The answer should be a single number: how many lines of the entries below hold the word "START".

● Dataset content
(begin)
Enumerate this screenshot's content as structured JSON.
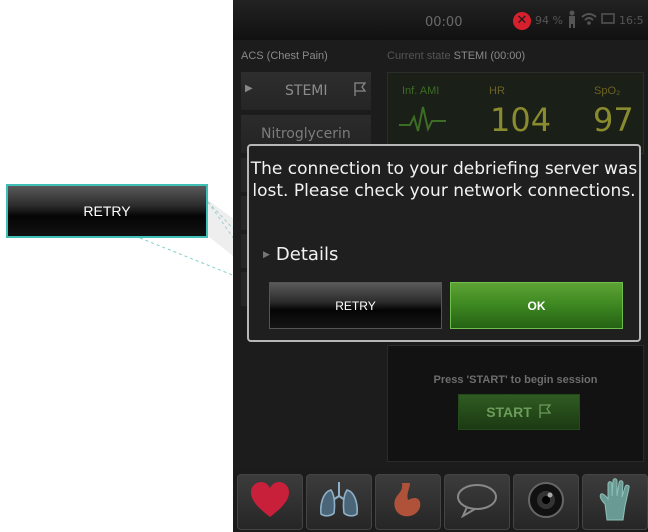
{
  "callout": {
    "label": "RETRY"
  },
  "status_bar": {
    "clock": "00:00",
    "battery_percent": "94 %",
    "time": "16:5"
  },
  "case": {
    "title": "ACS (Chest Pain)"
  },
  "current_state": {
    "label": "Current state",
    "value": "STEMI (00:00)"
  },
  "sidebar": {
    "items": [
      {
        "label": "STEMI",
        "icon": "flag-icon"
      },
      {
        "label": "Nitroglycerin"
      }
    ]
  },
  "monitor": {
    "rhythm_label": "Inf. AMI",
    "hr_label": "HR",
    "hr_value": "104",
    "spo2_label": "SpO₂",
    "spo2_value": "97"
  },
  "dialog": {
    "message": "The connection to your debriefing server was lost. Please check your network connections.",
    "details_label": "Details",
    "retry_label": "RETRY",
    "ok_label": "OK"
  },
  "session": {
    "hint": "Press 'START' to begin session",
    "start_label": "START"
  },
  "toolbar": {
    "buttons": [
      "heart-icon",
      "lungs-icon",
      "stomach-icon",
      "speech-bubble-icon",
      "eye-icon",
      "glove-icon"
    ]
  },
  "colors": {
    "callout_border": "#3fbfb6",
    "ok_green": "#3f8a22",
    "alert_red": "#d6202e",
    "vital_yellow": "#8a8b2e",
    "ecg_green": "#3c6d25"
  }
}
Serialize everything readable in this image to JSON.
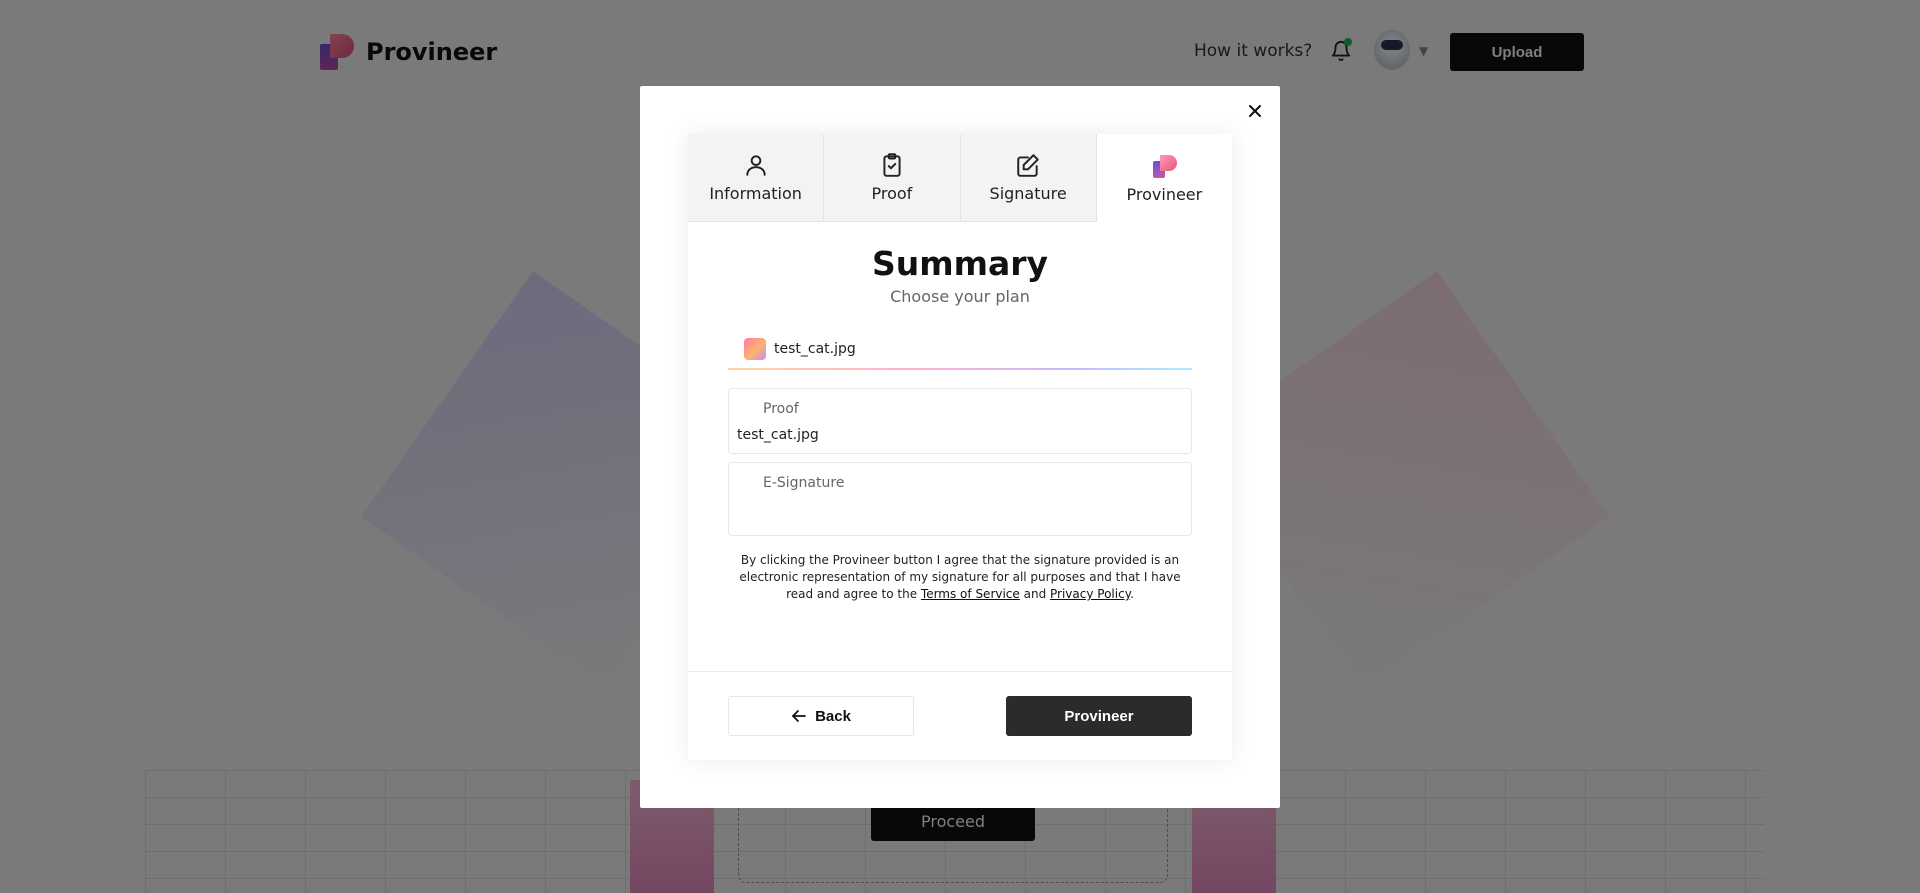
{
  "app": {
    "name": "Provineer"
  },
  "header": {
    "how_it_works": "How it works?",
    "upload_label": "Upload",
    "notification_status_color": "#1db954"
  },
  "background": {
    "proceed_label": "Proceed"
  },
  "modal": {
    "tabs": [
      {
        "label": "Information",
        "icon": "person-icon"
      },
      {
        "label": "Proof",
        "icon": "clipboard-check-icon"
      },
      {
        "label": "Signature",
        "icon": "edit-icon"
      },
      {
        "label": "Provineer",
        "icon": "provineer-logo-icon",
        "active": true
      }
    ],
    "title": "Summary",
    "subtitle": "Choose your plan",
    "file": {
      "name": "test_cat.jpg"
    },
    "proof_field": {
      "label": "Proof",
      "value": "test_cat.jpg"
    },
    "signature_field": {
      "label": "E-Signature",
      "value": ""
    },
    "consent": {
      "text_before": "By clicking the Provineer button I agree that the signature provided is an electronic representation of my signature for all purposes and that I have read and agree to the ",
      "terms": "Terms of Service",
      "and": " and ",
      "privacy": "Privacy Policy",
      "end": "."
    },
    "back_label": "Back",
    "submit_label": "Provineer"
  }
}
(end)
● Reply
2